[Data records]
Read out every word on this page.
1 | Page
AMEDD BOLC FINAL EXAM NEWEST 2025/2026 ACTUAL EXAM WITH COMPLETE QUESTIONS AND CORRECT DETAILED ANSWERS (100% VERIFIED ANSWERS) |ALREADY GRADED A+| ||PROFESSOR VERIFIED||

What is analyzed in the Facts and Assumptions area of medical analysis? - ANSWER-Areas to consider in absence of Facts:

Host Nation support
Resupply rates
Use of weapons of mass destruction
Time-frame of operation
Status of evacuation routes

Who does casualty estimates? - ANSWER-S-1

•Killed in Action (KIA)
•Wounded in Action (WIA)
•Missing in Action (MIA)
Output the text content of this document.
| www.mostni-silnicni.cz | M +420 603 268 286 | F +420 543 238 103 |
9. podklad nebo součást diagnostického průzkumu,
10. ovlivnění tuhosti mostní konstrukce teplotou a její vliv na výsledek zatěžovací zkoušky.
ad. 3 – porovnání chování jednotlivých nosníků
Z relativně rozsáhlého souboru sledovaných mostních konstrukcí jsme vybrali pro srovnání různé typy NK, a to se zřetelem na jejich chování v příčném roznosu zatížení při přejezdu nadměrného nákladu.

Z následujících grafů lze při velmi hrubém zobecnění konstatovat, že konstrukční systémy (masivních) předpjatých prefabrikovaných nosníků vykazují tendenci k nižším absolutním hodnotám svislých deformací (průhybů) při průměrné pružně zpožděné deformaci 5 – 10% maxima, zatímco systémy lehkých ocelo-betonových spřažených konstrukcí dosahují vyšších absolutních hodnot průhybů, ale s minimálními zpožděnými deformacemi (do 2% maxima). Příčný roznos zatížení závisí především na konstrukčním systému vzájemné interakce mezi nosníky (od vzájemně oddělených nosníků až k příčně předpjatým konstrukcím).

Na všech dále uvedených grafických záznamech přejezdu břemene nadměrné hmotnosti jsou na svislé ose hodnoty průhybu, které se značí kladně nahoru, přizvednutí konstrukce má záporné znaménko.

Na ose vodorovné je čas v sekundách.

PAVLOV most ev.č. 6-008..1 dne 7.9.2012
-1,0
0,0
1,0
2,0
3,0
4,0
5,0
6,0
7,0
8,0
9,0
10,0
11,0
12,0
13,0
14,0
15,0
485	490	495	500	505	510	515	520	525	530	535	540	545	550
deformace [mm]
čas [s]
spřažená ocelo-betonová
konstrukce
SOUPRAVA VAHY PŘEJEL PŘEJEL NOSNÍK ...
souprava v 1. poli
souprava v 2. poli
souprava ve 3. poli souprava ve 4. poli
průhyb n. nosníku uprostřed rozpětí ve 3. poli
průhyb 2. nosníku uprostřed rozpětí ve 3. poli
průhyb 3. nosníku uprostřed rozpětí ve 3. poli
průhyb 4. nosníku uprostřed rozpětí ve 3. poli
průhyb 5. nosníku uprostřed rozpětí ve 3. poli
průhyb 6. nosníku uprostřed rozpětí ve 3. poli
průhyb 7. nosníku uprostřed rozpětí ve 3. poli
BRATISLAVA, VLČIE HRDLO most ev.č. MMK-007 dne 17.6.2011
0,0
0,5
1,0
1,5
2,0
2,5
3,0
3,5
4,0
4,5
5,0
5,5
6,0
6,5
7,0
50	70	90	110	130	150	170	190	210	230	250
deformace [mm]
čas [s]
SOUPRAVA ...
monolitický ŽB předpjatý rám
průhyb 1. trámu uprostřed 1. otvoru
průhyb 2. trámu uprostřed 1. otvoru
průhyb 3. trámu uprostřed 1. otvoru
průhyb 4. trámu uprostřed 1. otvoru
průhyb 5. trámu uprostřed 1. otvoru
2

--- What you are asked to do ---
Set down all of the records shown above once more, exactly.

--- Expected answer ---
Read out every word on this page.
1 | Page
AMEDD BOLC FINAL EXAM NEWEST 2025/2026 ACTUAL EXAM WITH COMPLETE QUESTIONS AND CORRECT DETAILED ANSWERS (100% VERIFIED ANSWERS) |ALREADY GRADED A+| ||PROFESSOR VERIFIED||

What is analyzed in the Facts and Assumptions area of medical analysis? - ANSWER-Areas to consider in absence of Facts:

Host Nation support
Resupply rates
Use of weapons of mass destruction
Time-frame of operation
Status of evacuation routes

Who does casualty estimates? - ANSWER-S-1

•Killed in Action (KIA)
•Wounded in Action (WIA)
•Missing in Action (MIA)
Output the text content of this document.
| www.mostni-silnicni.cz | M +420 603 268 286 | F +420 543 238 103 |
9. podklad nebo součást diagnostického průzkumu,
10. ovlivnění tuhosti mostní konstrukce teplotou a její vliv na výsledek zatěžovací zkoušky.
ad. 3 – porovnání chování jednotlivých nosníků
Z relativně rozsáhlého souboru sledovaných mostních konstrukcí jsme vybrali pro srovnání různé typy NK, a to se zřetelem na jejich chování v příčném roznosu zatížení při přejezdu nadměrného nákladu.

Z následujících grafů lze při velmi hrubém zobecnění konstatovat, že konstrukční systémy (masivních) předpjatých prefabrikovaných nosníků vykazují tendenci k nižším absolutním hodnotám svislých deformací (průhybů) při průměrné pružně zpožděné deformaci 5 – 10% maxima, zatímco systémy lehkých ocelo-betonových spřažených konstrukcí dosahují vyšších absolutních hodnot průhybů, ale s minimálními zpožděnými deformacemi (do 2% maxima). Příčný roznos zatížení závisí především na konstrukčním systému vzájemné interakce mezi nosníky (od vzájemně oddělených nosníků až k příčně předpjatým konstrukcím).

Na všech dále uvedených grafických záznamech přejezdu břemene nadměrné hmotnosti jsou na svislé ose hodnoty průhybu, které se značí kladně nahoru, přizvednutí konstrukce má záporné znaménko.

Na ose vodorovné je čas v sekundách.

PAVLOV most ev.č. 6-008..1 dne 7.9.2012
-1,0
0,0
1,0
2,0
3,0
4,0
5,0
6,0
7,0
8,0
9,0
10,0
11,0
12,0
13,0
14,0
15,0
485	490	495	500	505	510	515	520	525	530	535	540	545	550
deformace [mm]
čas [s]
spřažená ocelo-betonová
konstrukce
SOUPRAVA VAHY PŘEJEL PŘEJEL NOSNÍK ...
souprava v 1. poli
souprava v 2. poli
souprava ve 3. poli souprava ve 4. poli
průhyb n. nosníku uprostřed rozpětí ve 3. poli
průhyb 2. nosníku uprostřed rozpětí ve 3. poli
průhyb 3. nosníku uprostřed rozpětí ve 3. poli
průhyb 4. nosníku uprostřed rozpětí ve 3. poli
průhyb 5. nosníku uprostřed rozpětí ve 3. poli
průhyb 6. nosníku uprostřed rozpětí ve 3. poli
průhyb 7. nosníku uprostřed rozpětí ve 3. poli
BRATISLAVA, VLČIE HRDLO most ev.č. MMK-007 dne 17.6.2011
0,0
0,5
1,0
1,5
2,0
2,5
3,0
3,5
4,0
4,5
5,0
5,5
6,0
6,5
7,0
50	70	90	110	130	150	170	190	210	230	250
deformace [mm]
čas [s]
SOUPRAVA ...
monolitický ŽB předpjatý rám
průhyb 1. trámu uprostřed 1. otvoru
průhyb 2. trámu uprostřed 1. otvoru
průhyb 3. trámu uprostřed 1. otvoru
průhyb 4. trámu uprostřed 1. otvoru
průhyb 5. trámu uprostřed 1. otvoru
2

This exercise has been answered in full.